> _Aim_
The records that follow need to be output exactly as they are.

(Collection entries)
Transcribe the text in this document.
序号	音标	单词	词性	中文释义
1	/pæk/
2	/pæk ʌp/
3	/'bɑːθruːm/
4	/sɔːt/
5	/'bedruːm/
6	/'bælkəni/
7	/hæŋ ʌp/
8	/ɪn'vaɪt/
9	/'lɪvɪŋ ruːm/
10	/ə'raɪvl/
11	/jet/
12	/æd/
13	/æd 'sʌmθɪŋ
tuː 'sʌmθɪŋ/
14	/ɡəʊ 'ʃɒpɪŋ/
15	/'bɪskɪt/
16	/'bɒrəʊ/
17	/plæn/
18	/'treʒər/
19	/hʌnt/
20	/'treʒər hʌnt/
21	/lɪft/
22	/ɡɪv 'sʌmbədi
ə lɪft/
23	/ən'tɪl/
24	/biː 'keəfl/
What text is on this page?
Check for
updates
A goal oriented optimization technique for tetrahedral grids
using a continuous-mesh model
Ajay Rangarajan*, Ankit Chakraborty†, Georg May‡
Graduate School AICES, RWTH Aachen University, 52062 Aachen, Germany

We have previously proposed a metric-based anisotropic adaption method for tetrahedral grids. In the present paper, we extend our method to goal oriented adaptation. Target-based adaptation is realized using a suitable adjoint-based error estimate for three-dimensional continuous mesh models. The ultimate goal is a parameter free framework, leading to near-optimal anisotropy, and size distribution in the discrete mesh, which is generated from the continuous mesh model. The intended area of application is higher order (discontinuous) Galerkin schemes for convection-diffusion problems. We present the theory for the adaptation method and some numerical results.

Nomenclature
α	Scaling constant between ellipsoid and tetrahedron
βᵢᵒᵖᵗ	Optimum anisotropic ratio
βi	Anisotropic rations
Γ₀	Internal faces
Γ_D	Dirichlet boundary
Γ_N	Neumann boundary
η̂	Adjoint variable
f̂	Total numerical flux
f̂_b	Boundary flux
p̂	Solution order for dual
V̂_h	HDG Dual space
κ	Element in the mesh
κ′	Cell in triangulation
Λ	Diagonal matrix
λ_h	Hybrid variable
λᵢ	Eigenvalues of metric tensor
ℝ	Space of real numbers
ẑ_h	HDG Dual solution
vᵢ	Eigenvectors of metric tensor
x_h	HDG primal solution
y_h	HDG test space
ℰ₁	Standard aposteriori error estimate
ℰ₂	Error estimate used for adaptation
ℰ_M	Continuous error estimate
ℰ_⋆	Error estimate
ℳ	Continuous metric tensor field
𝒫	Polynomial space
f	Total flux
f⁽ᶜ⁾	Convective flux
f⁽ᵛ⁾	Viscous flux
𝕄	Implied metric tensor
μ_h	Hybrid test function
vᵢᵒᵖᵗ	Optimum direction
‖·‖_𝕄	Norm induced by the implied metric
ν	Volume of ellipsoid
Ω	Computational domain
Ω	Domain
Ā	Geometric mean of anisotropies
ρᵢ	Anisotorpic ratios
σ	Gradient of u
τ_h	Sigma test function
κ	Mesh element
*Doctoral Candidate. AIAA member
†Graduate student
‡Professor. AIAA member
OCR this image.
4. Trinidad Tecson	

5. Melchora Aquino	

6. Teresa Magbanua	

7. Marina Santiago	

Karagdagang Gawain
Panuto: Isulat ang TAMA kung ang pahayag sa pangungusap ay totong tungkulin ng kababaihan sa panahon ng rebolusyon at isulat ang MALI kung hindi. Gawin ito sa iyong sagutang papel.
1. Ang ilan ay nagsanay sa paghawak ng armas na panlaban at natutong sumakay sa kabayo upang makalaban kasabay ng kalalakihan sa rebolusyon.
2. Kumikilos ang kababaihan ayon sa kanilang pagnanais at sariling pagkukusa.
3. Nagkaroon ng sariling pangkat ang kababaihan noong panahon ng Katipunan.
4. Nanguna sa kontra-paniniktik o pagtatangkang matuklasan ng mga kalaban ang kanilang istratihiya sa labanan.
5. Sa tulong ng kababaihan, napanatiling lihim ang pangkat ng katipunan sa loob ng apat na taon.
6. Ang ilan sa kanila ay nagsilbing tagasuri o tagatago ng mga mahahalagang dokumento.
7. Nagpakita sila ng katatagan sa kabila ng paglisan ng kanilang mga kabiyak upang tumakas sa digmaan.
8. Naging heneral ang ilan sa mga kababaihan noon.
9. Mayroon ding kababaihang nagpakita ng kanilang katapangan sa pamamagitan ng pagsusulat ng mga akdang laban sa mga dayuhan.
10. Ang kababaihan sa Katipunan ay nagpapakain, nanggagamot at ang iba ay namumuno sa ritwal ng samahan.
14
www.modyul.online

> _Answer for this exercise_
Transcribe the text in this document.
序号	音标	单词	词性	中文释义
1	/pæk/
2	/pæk ʌp/
3	/'bɑːθruːm/
4	/sɔːt/
5	/'bedruːm/
6	/'bælkəni/
7	/hæŋ ʌp/
8	/ɪn'vaɪt/
9	/'lɪvɪŋ ruːm/
10	/ə'raɪvl/
11	/jet/
12	/æd/
13	/æd 'sʌmθɪŋ
tuː 'sʌmθɪŋ/
14	/ɡəʊ 'ʃɒpɪŋ/
15	/'bɪskɪt/
16	/'bɒrəʊ/
17	/plæn/
18	/'treʒər/
19	/hʌnt/
20	/'treʒər hʌnt/
21	/lɪft/
22	/ɡɪv 'sʌmbədi
ə lɪft/
23	/ən'tɪl/
24	/biː 'keəfl/
What text is on this page?
Check for
updates
A goal oriented optimization technique for tetrahedral grids
using a continuous-mesh model
Ajay Rangarajan*, Ankit Chakraborty†, Georg May‡
Graduate School AICES, RWTH Aachen University, 52062 Aachen, Germany

We have previously proposed a metric-based anisotropic adaption method for tetrahedral grids. In the present paper, we extend our method to goal oriented adaptation. Target-based adaptation is realized using a suitable adjoint-based error estimate for three-dimensional continuous mesh models. The ultimate goal is a parameter free framework, leading to near-optimal anisotropy, and size distribution in the discrete mesh, which is generated from the continuous mesh model. The intended area of application is higher order (discontinuous) Galerkin schemes for convection-diffusion problems. We present the theory for the adaptation method and some numerical results.

Nomenclature
α	Scaling constant between ellipsoid and tetrahedron
βᵢᵒᵖᵗ	Optimum anisotropic ratio
βi	Anisotropic rations
Γ₀	Internal faces
Γ_D	Dirichlet boundary
Γ_N	Neumann boundary
η̂	Adjoint variable
f̂	Total numerical flux
f̂_b	Boundary flux
p̂	Solution order for dual
V̂_h	HDG Dual space
κ	Element in the mesh
κ′	Cell in triangulation
Λ	Diagonal matrix
λ_h	Hybrid variable
λᵢ	Eigenvalues of metric tensor
ℝ	Space of real numbers
ẑ_h	HDG Dual solution
vᵢ	Eigenvectors of metric tensor
x_h	HDG primal solution
y_h	HDG test space
ℰ₁	Standard aposteriori error estimate
ℰ₂	Error estimate used for adaptation
ℰ_M	Continuous error estimate
ℰ_⋆	Error estimate
ℳ	Continuous metric tensor field
𝒫	Polynomial space
f	Total flux
f⁽ᶜ⁾	Convective flux
f⁽ᵛ⁾	Viscous flux
𝕄	Implied metric tensor
μ_h	Hybrid test function
vᵢᵒᵖᵗ	Optimum direction
‖·‖_𝕄	Norm induced by the implied metric
ν	Volume of ellipsoid
Ω	Computational domain
Ω	Domain
Ā	Geometric mean of anisotropies
ρᵢ	Anisotorpic ratios
σ	Gradient of u
τ_h	Sigma test function
κ	Mesh element
*Doctoral Candidate. AIAA member
†Graduate student
‡Professor. AIAA member
OCR this image.
4. Trinidad Tecson	

5. Melchora Aquino	

6. Teresa Magbanua	

7. Marina Santiago	

Karagdagang Gawain
Panuto: Isulat ang TAMA kung ang pahayag sa pangungusap ay totong tungkulin ng kababaihan sa panahon ng rebolusyon at isulat ang MALI kung hindi. Gawin ito sa iyong sagutang papel.
1. Ang ilan ay nagsanay sa paghawak ng armas na panlaban at natutong sumakay sa kabayo upang makalaban kasabay ng kalalakihan sa rebolusyon.
2. Kumikilos ang kababaihan ayon sa kanilang pagnanais at sariling pagkukusa.
3. Nagkaroon ng sariling pangkat ang kababaihan noong panahon ng Katipunan.
4. Nanguna sa kontra-paniniktik o pagtatangkang matuklasan ng mga kalaban ang kanilang istratihiya sa labanan.
5. Sa tulong ng kababaihan, napanatiling lihim ang pangkat ng katipunan sa loob ng apat na taon.
6. Ang ilan sa kanila ay nagsilbing tagasuri o tagatago ng mga mahahalagang dokumento.
7. Nagpakita sila ng katatagan sa kabila ng paglisan ng kanilang mga kabiyak upang tumakas sa digmaan.
8. Naging heneral ang ilan sa mga kababaihan noon.
9. Mayroon ding kababaihang nagpakita ng kanilang katapangan sa pamamagitan ng pagsusulat ng mga akdang laban sa mga dayuhan.
10. Ang kababaihan sa Katipunan ay nagpapakain, nanggagamot at ang iba ay namumuno sa ritwal ng samahan.
14
www.modyul.online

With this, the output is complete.